Required work:
Give the listing below again in full, exactly as written.

[Excerpts from a figure dataset]
○ ○ ○ ○

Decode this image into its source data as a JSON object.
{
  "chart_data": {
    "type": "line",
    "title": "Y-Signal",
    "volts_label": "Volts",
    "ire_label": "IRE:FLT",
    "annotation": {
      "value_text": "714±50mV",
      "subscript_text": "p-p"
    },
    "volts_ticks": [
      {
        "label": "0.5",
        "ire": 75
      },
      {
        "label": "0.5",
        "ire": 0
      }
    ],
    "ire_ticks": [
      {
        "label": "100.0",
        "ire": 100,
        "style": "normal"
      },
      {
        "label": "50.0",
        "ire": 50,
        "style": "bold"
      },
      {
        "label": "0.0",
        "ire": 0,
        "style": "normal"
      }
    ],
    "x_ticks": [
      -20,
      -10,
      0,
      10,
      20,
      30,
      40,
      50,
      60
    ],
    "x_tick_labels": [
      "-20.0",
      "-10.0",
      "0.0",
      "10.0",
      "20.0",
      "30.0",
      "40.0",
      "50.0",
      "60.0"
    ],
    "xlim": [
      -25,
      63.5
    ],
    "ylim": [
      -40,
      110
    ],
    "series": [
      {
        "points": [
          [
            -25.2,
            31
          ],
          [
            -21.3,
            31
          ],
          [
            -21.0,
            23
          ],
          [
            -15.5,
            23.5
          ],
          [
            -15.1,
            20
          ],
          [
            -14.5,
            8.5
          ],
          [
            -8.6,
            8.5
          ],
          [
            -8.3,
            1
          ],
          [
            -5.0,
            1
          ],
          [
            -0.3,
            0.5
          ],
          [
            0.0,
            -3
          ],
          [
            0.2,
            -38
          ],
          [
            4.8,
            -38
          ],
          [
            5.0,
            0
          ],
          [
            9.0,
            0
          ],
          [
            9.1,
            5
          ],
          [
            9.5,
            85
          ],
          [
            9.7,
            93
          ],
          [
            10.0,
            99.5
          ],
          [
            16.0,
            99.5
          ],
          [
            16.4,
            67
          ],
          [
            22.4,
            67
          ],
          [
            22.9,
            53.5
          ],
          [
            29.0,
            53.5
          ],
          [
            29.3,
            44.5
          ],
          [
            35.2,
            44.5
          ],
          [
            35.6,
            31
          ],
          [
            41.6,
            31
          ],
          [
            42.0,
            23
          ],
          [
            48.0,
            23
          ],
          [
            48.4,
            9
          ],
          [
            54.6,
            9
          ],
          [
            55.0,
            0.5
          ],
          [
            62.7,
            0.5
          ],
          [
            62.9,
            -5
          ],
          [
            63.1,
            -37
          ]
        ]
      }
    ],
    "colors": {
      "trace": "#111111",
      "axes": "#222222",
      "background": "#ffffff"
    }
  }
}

○ ○ ○ ○

The answer:
Decode this image into its source data as a JSON object.
{
  "chart_data": {
    "type": "line",
    "title": "Y-Signal",
    "volts_label": "Volts",
    "ire_label": "IRE:FLT",
    "annotation": {
      "value_text": "714±50mV",
      "subscript_text": "p-p"
    },
    "volts_ticks": [
      {
        "label": "0.5",
        "ire": 75
      },
      {
        "label": "0.5",
        "ire": 0
      }
    ],
    "ire_ticks": [
      {
        "label": "100.0",
        "ire": 100,
        "style": "normal"
      },
      {
        "label": "50.0",
        "ire": 50,
        "style": "bold"
      },
      {
        "label": "0.0",
        "ire": 0,
        "style": "normal"
      }
    ],
    "x_ticks": [
      -20,
      -10,
      0,
      10,
      20,
      30,
      40,
      50,
      60
    ],
    "x_tick_labels": [
      "-20.0",
      "-10.0",
      "0.0",
      "10.0",
      "20.0",
      "30.0",
      "40.0",
      "50.0",
      "60.0"
    ],
    "xlim": [
      -25,
      63.5
    ],
    "ylim": [
      -40,
      110
    ],
    "series": [
      {
        "points": [
          [
            -25.2,
            31
          ],
          [
            -21.3,
            31
          ],
          [
            -21.0,
            23
          ],
          [
            -15.5,
            23.5
          ],
          [
            -15.1,
            20
          ],
          [
            -14.5,
            8.5
          ],
          [
            -8.6,
            8.5
          ],
          [
            -8.3,
            1
          ],
          [
            -5.0,
            1
          ],
          [
            -0.3,
            0.5
          ],
          [
            0.0,
            -3
          ],
          [
            0.2,
            -38
          ],
          [
            4.8,
            -38
          ],
          [
            5.0,
            0
          ],
          [
            9.0,
            0
          ],
          [
            9.1,
            5
          ],
          [
            9.5,
            85
          ],
          [
            9.7,
            93
          ],
          [
            10.0,
            99.5
          ],
          [
            16.0,
            99.5
          ],
          [
            16.4,
            67
          ],
          [
            22.4,
            67
          ],
          [
            22.9,
            53.5
          ],
          [
            29.0,
            53.5
          ],
          [
            29.3,
            44.5
          ],
          [
            35.2,
            44.5
          ],
          [
            35.6,
            31
          ],
          [
            41.6,
            31
          ],
          [
            42.0,
            23
          ],
          [
            48.0,
            23
          ],
          [
            48.4,
            9
          ],
          [
            54.6,
            9
          ],
          [
            55.0,
            0.5
          ],
          [
            62.7,
            0.5
          ],
          [
            62.9,
            -5
          ],
          [
            63.1,
            -37
          ]
        ]
      }
    ],
    "colors": {
      "trace": "#111111",
      "axes": "#222222",
      "background": "#ffffff"
    }
  }
}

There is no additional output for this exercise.